YOUR OBJECTIVE >>
Gather every line from the entries below that includes "JSON".

INFORMATION SHOWN >>
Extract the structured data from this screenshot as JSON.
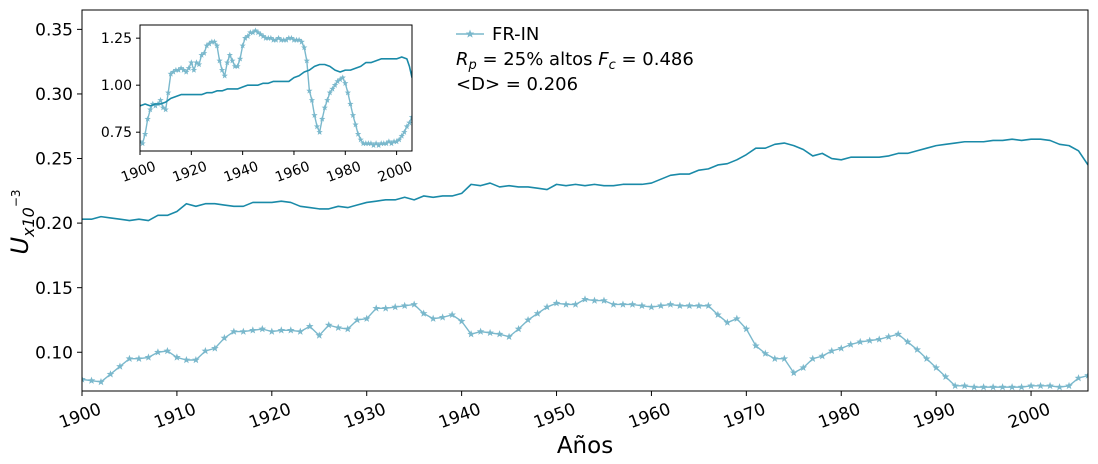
{
  "chart_data": [
    {
      "type": "line",
      "title": "",
      "xlabel": "Años",
      "ylabel_base": "U",
      "ylabel_sub": "x10",
      "ylabel_sup": "−3",
      "xlim": [
        1900,
        2006
      ],
      "ylim": [
        0.07,
        0.365
      ],
      "xticks": [
        1900,
        1910,
        1920,
        1930,
        1940,
        1950,
        1960,
        1970,
        1980,
        1990,
        2000
      ],
      "xtick_labels": [
        "1900",
        "1910",
        "1920",
        "1930",
        "1940",
        "1950",
        "1960",
        "1970",
        "1980",
        "1990",
        "2000"
      ],
      "yticks": [
        0.1,
        0.15,
        0.2,
        0.25,
        0.3,
        0.35
      ],
      "ytick_labels": [
        "0.10",
        "0.15",
        "0.20",
        "0.25",
        "0.30",
        "0.35"
      ],
      "grid": false,
      "legend_position": "top-center",
      "annotations": {
        "rp_sym": "R",
        "rp_sub": "p",
        "rp_text": " =  25% altos  ",
        "fc_sym": "F",
        "fc_sub": "c",
        "fc_text": " = 0.486",
        "d_text": "<D> = 0.206"
      },
      "colors": {
        "markers": "#7ab8cc",
        "line": "#1a8aa8"
      },
      "series": [
        {
          "name": "FR-IN",
          "marker": "star",
          "x": [
            1900,
            1901,
            1902,
            1903,
            1904,
            1905,
            1906,
            1907,
            1908,
            1909,
            1910,
            1911,
            1912,
            1913,
            1914,
            1915,
            1916,
            1917,
            1918,
            1919,
            1920,
            1921,
            1922,
            1923,
            1924,
            1925,
            1926,
            1927,
            1928,
            1929,
            1930,
            1931,
            1932,
            1933,
            1934,
            1935,
            1936,
            1937,
            1938,
            1939,
            1940,
            1941,
            1942,
            1943,
            1944,
            1945,
            1946,
            1947,
            1948,
            1949,
            1950,
            1951,
            1952,
            1953,
            1954,
            1955,
            1956,
            1957,
            1958,
            1959,
            1960,
            1961,
            1962,
            1963,
            1964,
            1965,
            1966,
            1967,
            1968,
            1969,
            1970,
            1971,
            1972,
            1973,
            1974,
            1975,
            1976,
            1977,
            1978,
            1979,
            1980,
            1981,
            1982,
            1983,
            1984,
            1985,
            1986,
            1987,
            1988,
            1989,
            1990,
            1991,
            1992,
            1993,
            1994,
            1995,
            1996,
            1997,
            1998,
            1999,
            2000,
            2001,
            2002,
            2003,
            2004,
            2005,
            2006
          ],
          "values": [
            0.079,
            0.078,
            0.077,
            0.083,
            0.089,
            0.095,
            0.095,
            0.096,
            0.1,
            0.101,
            0.096,
            0.094,
            0.094,
            0.101,
            0.103,
            0.111,
            0.116,
            0.116,
            0.117,
            0.118,
            0.116,
            0.117,
            0.117,
            0.116,
            0.12,
            0.113,
            0.121,
            0.119,
            0.118,
            0.125,
            0.126,
            0.134,
            0.134,
            0.135,
            0.136,
            0.137,
            0.13,
            0.126,
            0.127,
            0.129,
            0.124,
            0.114,
            0.116,
            0.115,
            0.114,
            0.112,
            0.118,
            0.125,
            0.13,
            0.135,
            0.138,
            0.137,
            0.137,
            0.141,
            0.14,
            0.14,
            0.137,
            0.137,
            0.137,
            0.136,
            0.135,
            0.136,
            0.137,
            0.136,
            0.136,
            0.136,
            0.136,
            0.129,
            0.123,
            0.126,
            0.118,
            0.105,
            0.099,
            0.095,
            0.095,
            0.084,
            0.088,
            0.095,
            0.097,
            0.101,
            0.103,
            0.106,
            0.108,
            0.109,
            0.11,
            0.112,
            0.114,
            0.108,
            0.102,
            0.095,
            0.088,
            0.081,
            0.074,
            0.074,
            0.073,
            0.073,
            0.073,
            0.073,
            0.073,
            0.073,
            0.074,
            0.074,
            0.074,
            0.073,
            0.074,
            0.08,
            0.082
          ]
        },
        {
          "name": "",
          "marker": "none",
          "x": [
            1900,
            1901,
            1902,
            1903,
            1904,
            1905,
            1906,
            1907,
            1908,
            1909,
            1910,
            1911,
            1912,
            1913,
            1914,
            1915,
            1916,
            1917,
            1918,
            1919,
            1920,
            1921,
            1922,
            1923,
            1924,
            1925,
            1926,
            1927,
            1928,
            1929,
            1930,
            1931,
            1932,
            1933,
            1934,
            1935,
            1936,
            1937,
            1938,
            1939,
            1940,
            1941,
            1942,
            1943,
            1944,
            1945,
            1946,
            1947,
            1948,
            1949,
            1950,
            1951,
            1952,
            1953,
            1954,
            1955,
            1956,
            1957,
            1958,
            1959,
            1960,
            1961,
            1962,
            1963,
            1964,
            1965,
            1966,
            1967,
            1968,
            1969,
            1970,
            1971,
            1972,
            1973,
            1974,
            1975,
            1976,
            1977,
            1978,
            1979,
            1980,
            1981,
            1982,
            1983,
            1984,
            1985,
            1986,
            1987,
            1988,
            1989,
            1990,
            1991,
            1992,
            1993,
            1994,
            1995,
            1996,
            1997,
            1998,
            1999,
            2000,
            2001,
            2002,
            2003,
            2004,
            2005,
            2006
          ],
          "values": [
            0.203,
            0.203,
            0.205,
            0.204,
            0.203,
            0.202,
            0.203,
            0.202,
            0.206,
            0.206,
            0.209,
            0.215,
            0.213,
            0.215,
            0.215,
            0.214,
            0.213,
            0.213,
            0.216,
            0.216,
            0.216,
            0.217,
            0.216,
            0.213,
            0.212,
            0.211,
            0.211,
            0.213,
            0.212,
            0.214,
            0.216,
            0.217,
            0.218,
            0.218,
            0.22,
            0.218,
            0.221,
            0.22,
            0.221,
            0.221,
            0.223,
            0.23,
            0.229,
            0.231,
            0.228,
            0.229,
            0.228,
            0.228,
            0.227,
            0.226,
            0.23,
            0.229,
            0.23,
            0.229,
            0.23,
            0.229,
            0.229,
            0.23,
            0.23,
            0.23,
            0.231,
            0.234,
            0.237,
            0.238,
            0.238,
            0.241,
            0.242,
            0.245,
            0.246,
            0.249,
            0.253,
            0.258,
            0.258,
            0.261,
            0.262,
            0.26,
            0.257,
            0.252,
            0.254,
            0.25,
            0.249,
            0.251,
            0.251,
            0.251,
            0.251,
            0.252,
            0.254,
            0.254,
            0.256,
            0.258,
            0.26,
            0.261,
            0.262,
            0.263,
            0.263,
            0.263,
            0.264,
            0.264,
            0.265,
            0.264,
            0.265,
            0.265,
            0.264,
            0.261,
            0.26,
            0.256,
            0.245
          ]
        }
      ]
    },
    {
      "type": "line",
      "title": "",
      "xlabel": "",
      "ylabel": "",
      "xlim": [
        1900,
        2006
      ],
      "ylim": [
        0.65,
        1.32
      ],
      "xticks": [
        1900,
        1920,
        1940,
        1960,
        1980,
        2000
      ],
      "xtick_labels": [
        "1900",
        "1920",
        "1940",
        "1960",
        "1980",
        "2000"
      ],
      "yticks": [
        0.75,
        1.0,
        1.25
      ],
      "ytick_labels": [
        "0.75",
        "1.00",
        "1.25"
      ],
      "grid": false,
      "series": [
        {
          "name": "",
          "marker": "star",
          "x": [
            1900,
            1901,
            1902,
            1903,
            1904,
            1905,
            1906,
            1907,
            1908,
            1909,
            1910,
            1911,
            1912,
            1913,
            1914,
            1915,
            1916,
            1917,
            1918,
            1919,
            1920,
            1921,
            1922,
            1923,
            1924,
            1925,
            1926,
            1927,
            1928,
            1929,
            1930,
            1931,
            1932,
            1933,
            1934,
            1935,
            1936,
            1937,
            1938,
            1939,
            1940,
            1941,
            1942,
            1943,
            1944,
            1945,
            1946,
            1947,
            1948,
            1949,
            1950,
            1951,
            1952,
            1953,
            1954,
            1955,
            1956,
            1957,
            1958,
            1959,
            1960,
            1961,
            1962,
            1963,
            1964,
            1965,
            1966,
            1967,
            1968,
            1969,
            1970,
            1971,
            1972,
            1973,
            1974,
            1975,
            1976,
            1977,
            1978,
            1979,
            1980,
            1981,
            1982,
            1983,
            1984,
            1985,
            1986,
            1987,
            1988,
            1989,
            1990,
            1991,
            1992,
            1993,
            1994,
            1995,
            1996,
            1997,
            1998,
            1999,
            2000,
            2001,
            2002,
            2003,
            2004,
            2005,
            2006
          ],
          "values": [
            0.7,
            0.69,
            0.74,
            0.82,
            0.87,
            0.9,
            0.89,
            0.9,
            0.92,
            0.88,
            0.87,
            0.96,
            1.06,
            1.07,
            1.08,
            1.08,
            1.09,
            1.08,
            1.07,
            1.09,
            1.12,
            1.08,
            1.12,
            1.11,
            1.16,
            1.17,
            1.21,
            1.22,
            1.23,
            1.23,
            1.21,
            1.13,
            1.08,
            1.05,
            1.12,
            1.16,
            1.13,
            1.1,
            1.1,
            1.14,
            1.21,
            1.25,
            1.26,
            1.28,
            1.28,
            1.29,
            1.28,
            1.27,
            1.26,
            1.25,
            1.25,
            1.25,
            1.24,
            1.24,
            1.25,
            1.24,
            1.24,
            1.24,
            1.25,
            1.25,
            1.24,
            1.24,
            1.24,
            1.23,
            1.2,
            1.13,
            0.97,
            0.92,
            0.84,
            0.78,
            0.75,
            0.82,
            0.88,
            0.92,
            0.96,
            0.98,
            1.0,
            1.02,
            1.03,
            1.04,
            1.01,
            0.96,
            0.9,
            0.84,
            0.79,
            0.74,
            0.71,
            0.69,
            0.69,
            0.69,
            0.69,
            0.68,
            0.69,
            0.68,
            0.69,
            0.69,
            0.69,
            0.7,
            0.69,
            0.7,
            0.7,
            0.71,
            0.73,
            0.75,
            0.78,
            0.8,
            0.83
          ]
        },
        {
          "name": "",
          "marker": "none",
          "x": [
            1900,
            1902,
            1904,
            1906,
            1908,
            1910,
            1912,
            1914,
            1916,
            1918,
            1920,
            1922,
            1924,
            1926,
            1928,
            1930,
            1932,
            1934,
            1936,
            1938,
            1940,
            1942,
            1944,
            1946,
            1948,
            1950,
            1952,
            1954,
            1956,
            1958,
            1960,
            1962,
            1964,
            1966,
            1968,
            1970,
            1972,
            1974,
            1976,
            1978,
            1980,
            1982,
            1984,
            1986,
            1988,
            1990,
            1992,
            1994,
            1996,
            1998,
            2000,
            2002,
            2004,
            2005,
            2006
          ],
          "values": [
            0.89,
            0.9,
            0.89,
            0.9,
            0.9,
            0.91,
            0.93,
            0.94,
            0.95,
            0.95,
            0.95,
            0.95,
            0.95,
            0.96,
            0.96,
            0.97,
            0.97,
            0.98,
            0.98,
            0.98,
            0.99,
            1.0,
            1.0,
            1.0,
            1.01,
            1.01,
            1.02,
            1.02,
            1.02,
            1.02,
            1.04,
            1.05,
            1.07,
            1.08,
            1.1,
            1.11,
            1.11,
            1.1,
            1.08,
            1.07,
            1.08,
            1.08,
            1.09,
            1.1,
            1.12,
            1.12,
            1.13,
            1.14,
            1.14,
            1.14,
            1.14,
            1.15,
            1.14,
            1.1,
            1.04
          ]
        }
      ]
    }
  ]
}
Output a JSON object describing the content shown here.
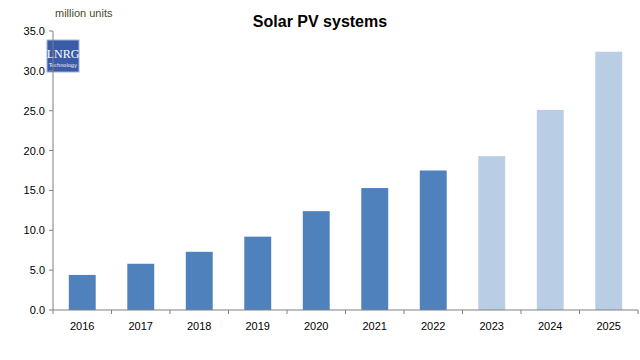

EXERCISE RESULT >>
Extract the structured data from this screenshot as JSON.
Output a JSON object describing the content shown here.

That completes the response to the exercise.